## AIM:
Search the data below for "functioning"; list each line that holds it.

## GIVEN RECORDS:
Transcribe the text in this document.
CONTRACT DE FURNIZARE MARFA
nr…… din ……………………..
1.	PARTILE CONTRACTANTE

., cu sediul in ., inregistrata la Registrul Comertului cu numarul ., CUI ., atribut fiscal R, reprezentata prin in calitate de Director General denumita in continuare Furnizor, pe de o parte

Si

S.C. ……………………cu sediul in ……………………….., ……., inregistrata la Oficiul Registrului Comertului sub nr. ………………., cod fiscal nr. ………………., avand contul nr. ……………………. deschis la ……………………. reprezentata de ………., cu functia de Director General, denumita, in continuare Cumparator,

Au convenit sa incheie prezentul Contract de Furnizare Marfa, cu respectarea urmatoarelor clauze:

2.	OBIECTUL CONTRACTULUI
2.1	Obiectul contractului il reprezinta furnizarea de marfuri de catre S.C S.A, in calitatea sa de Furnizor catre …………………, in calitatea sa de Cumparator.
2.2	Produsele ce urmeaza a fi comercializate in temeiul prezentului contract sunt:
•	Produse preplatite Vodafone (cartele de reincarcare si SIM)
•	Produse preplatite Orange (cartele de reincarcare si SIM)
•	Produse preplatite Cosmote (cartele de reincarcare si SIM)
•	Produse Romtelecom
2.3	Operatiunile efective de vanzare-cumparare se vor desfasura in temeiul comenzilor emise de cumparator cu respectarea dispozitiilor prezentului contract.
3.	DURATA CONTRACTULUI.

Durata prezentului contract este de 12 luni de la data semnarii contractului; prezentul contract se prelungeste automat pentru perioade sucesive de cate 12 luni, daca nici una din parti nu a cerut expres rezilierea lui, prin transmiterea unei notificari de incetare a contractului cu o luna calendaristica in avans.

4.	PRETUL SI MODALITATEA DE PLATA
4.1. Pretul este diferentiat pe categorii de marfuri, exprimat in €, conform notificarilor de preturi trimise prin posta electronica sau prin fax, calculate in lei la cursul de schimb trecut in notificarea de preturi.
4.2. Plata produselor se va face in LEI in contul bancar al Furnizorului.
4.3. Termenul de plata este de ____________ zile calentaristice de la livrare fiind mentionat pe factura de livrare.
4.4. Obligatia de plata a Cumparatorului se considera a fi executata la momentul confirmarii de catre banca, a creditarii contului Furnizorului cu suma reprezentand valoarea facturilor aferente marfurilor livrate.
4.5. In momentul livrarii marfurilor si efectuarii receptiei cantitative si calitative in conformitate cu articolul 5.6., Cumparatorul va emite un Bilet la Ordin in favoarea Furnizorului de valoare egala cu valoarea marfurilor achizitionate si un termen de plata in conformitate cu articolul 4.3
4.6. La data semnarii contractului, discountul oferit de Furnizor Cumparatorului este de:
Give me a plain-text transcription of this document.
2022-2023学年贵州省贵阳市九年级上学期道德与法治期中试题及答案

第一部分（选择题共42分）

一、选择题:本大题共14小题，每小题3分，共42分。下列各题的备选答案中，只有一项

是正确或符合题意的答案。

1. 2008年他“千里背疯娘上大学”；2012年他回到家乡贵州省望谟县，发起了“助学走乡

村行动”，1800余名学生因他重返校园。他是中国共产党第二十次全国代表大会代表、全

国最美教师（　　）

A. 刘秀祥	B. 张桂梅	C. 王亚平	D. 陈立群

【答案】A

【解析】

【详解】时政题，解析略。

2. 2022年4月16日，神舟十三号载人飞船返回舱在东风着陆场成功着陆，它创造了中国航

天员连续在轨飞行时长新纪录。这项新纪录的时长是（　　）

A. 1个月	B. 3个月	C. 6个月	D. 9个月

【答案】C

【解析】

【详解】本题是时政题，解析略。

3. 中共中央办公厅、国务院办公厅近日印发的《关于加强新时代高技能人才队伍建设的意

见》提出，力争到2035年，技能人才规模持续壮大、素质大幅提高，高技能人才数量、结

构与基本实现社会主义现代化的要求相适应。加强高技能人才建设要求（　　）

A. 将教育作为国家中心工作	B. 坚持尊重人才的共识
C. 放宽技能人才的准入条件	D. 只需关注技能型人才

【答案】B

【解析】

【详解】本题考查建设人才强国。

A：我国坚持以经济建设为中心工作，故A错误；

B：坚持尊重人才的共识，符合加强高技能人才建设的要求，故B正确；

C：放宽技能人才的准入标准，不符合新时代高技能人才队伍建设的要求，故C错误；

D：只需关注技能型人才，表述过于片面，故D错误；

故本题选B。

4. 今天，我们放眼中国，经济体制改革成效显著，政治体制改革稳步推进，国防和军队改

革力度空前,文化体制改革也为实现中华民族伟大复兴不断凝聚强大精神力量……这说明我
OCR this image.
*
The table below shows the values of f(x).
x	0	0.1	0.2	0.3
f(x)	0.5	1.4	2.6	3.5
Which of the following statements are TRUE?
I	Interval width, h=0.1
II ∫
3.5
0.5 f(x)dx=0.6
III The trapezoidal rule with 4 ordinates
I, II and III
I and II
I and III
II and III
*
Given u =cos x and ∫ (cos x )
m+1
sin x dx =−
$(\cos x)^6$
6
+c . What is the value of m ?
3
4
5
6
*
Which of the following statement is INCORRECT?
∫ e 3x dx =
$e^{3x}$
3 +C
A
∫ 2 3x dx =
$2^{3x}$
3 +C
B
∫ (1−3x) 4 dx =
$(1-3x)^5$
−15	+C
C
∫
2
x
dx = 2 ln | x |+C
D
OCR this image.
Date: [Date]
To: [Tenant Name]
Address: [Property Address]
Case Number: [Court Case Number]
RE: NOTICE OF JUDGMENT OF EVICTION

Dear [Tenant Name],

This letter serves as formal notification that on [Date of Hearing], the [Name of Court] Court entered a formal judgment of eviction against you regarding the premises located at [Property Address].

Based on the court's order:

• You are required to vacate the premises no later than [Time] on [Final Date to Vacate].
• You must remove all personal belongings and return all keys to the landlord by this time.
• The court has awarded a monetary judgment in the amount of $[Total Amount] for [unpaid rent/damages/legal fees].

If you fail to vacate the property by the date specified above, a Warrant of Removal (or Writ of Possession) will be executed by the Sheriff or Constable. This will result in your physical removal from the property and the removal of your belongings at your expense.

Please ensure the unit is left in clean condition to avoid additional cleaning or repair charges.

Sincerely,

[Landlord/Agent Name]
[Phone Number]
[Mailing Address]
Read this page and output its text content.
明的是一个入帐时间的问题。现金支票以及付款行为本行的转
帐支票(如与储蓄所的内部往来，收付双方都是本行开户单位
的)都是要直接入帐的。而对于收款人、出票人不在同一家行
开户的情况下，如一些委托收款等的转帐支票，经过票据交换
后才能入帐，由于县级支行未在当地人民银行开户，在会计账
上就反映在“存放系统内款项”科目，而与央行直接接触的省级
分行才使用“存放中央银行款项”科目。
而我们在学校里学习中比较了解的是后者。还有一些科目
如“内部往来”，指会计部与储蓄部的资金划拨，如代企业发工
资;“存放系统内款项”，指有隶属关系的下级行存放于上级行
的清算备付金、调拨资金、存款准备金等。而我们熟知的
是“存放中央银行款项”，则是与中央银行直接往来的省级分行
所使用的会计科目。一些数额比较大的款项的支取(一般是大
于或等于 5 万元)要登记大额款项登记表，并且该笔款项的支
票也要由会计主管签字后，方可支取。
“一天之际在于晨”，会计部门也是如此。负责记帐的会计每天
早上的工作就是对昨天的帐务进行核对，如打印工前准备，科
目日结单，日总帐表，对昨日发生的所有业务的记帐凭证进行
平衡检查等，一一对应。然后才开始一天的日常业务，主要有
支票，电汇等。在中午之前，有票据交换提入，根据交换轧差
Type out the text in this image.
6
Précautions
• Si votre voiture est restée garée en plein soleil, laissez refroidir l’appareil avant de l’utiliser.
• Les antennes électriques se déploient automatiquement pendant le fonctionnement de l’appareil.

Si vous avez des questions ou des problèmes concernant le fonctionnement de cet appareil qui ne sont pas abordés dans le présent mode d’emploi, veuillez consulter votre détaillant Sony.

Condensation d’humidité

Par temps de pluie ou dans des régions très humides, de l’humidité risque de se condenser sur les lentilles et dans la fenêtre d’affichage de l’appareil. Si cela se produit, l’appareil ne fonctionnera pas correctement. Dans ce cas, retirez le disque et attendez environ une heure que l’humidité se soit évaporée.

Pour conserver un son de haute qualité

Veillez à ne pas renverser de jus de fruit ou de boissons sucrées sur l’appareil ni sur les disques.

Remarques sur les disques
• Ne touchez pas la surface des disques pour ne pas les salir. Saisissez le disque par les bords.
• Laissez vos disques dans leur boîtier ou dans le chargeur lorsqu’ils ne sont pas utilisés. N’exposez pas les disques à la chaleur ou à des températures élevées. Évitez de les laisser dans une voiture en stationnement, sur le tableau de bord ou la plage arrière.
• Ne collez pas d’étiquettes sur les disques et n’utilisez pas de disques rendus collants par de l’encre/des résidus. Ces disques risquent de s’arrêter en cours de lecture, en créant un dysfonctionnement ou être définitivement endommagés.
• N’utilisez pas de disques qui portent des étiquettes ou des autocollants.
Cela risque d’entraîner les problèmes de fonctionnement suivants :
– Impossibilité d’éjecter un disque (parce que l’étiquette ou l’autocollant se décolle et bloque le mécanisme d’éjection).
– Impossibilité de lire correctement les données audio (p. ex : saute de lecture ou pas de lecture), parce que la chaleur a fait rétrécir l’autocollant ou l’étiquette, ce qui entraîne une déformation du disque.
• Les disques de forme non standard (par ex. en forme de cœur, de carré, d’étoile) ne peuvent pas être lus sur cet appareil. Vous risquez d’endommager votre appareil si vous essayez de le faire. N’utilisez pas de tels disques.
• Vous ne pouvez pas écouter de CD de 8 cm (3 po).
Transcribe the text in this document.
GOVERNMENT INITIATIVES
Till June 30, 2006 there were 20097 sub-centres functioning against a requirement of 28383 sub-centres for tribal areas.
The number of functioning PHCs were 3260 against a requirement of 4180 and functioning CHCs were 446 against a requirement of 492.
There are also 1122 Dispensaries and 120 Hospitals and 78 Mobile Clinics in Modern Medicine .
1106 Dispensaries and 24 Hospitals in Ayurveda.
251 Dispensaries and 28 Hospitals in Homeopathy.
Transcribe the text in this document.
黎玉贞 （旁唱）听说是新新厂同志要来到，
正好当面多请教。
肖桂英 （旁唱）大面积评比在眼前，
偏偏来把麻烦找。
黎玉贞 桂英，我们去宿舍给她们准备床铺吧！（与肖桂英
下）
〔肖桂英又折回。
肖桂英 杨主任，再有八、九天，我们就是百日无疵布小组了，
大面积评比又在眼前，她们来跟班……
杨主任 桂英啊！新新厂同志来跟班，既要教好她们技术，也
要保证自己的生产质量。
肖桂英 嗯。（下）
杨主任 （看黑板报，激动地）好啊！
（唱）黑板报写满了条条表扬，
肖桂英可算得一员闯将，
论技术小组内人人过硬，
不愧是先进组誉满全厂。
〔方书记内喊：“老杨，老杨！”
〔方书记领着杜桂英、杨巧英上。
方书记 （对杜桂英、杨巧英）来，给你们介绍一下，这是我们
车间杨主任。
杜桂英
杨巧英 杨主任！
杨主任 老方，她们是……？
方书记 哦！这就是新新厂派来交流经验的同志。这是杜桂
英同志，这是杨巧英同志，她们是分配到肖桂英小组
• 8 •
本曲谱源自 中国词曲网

## PROBLEM SOLUTION:
Till June 30, 2006 there were 20097 sub-centres functioning against a requirement of 28383 sub-centres for tribal areas.
The number of functioning PHCs were 3260 against a requirement of 4180 and functioning CHCs were 446 against a requirement of 492.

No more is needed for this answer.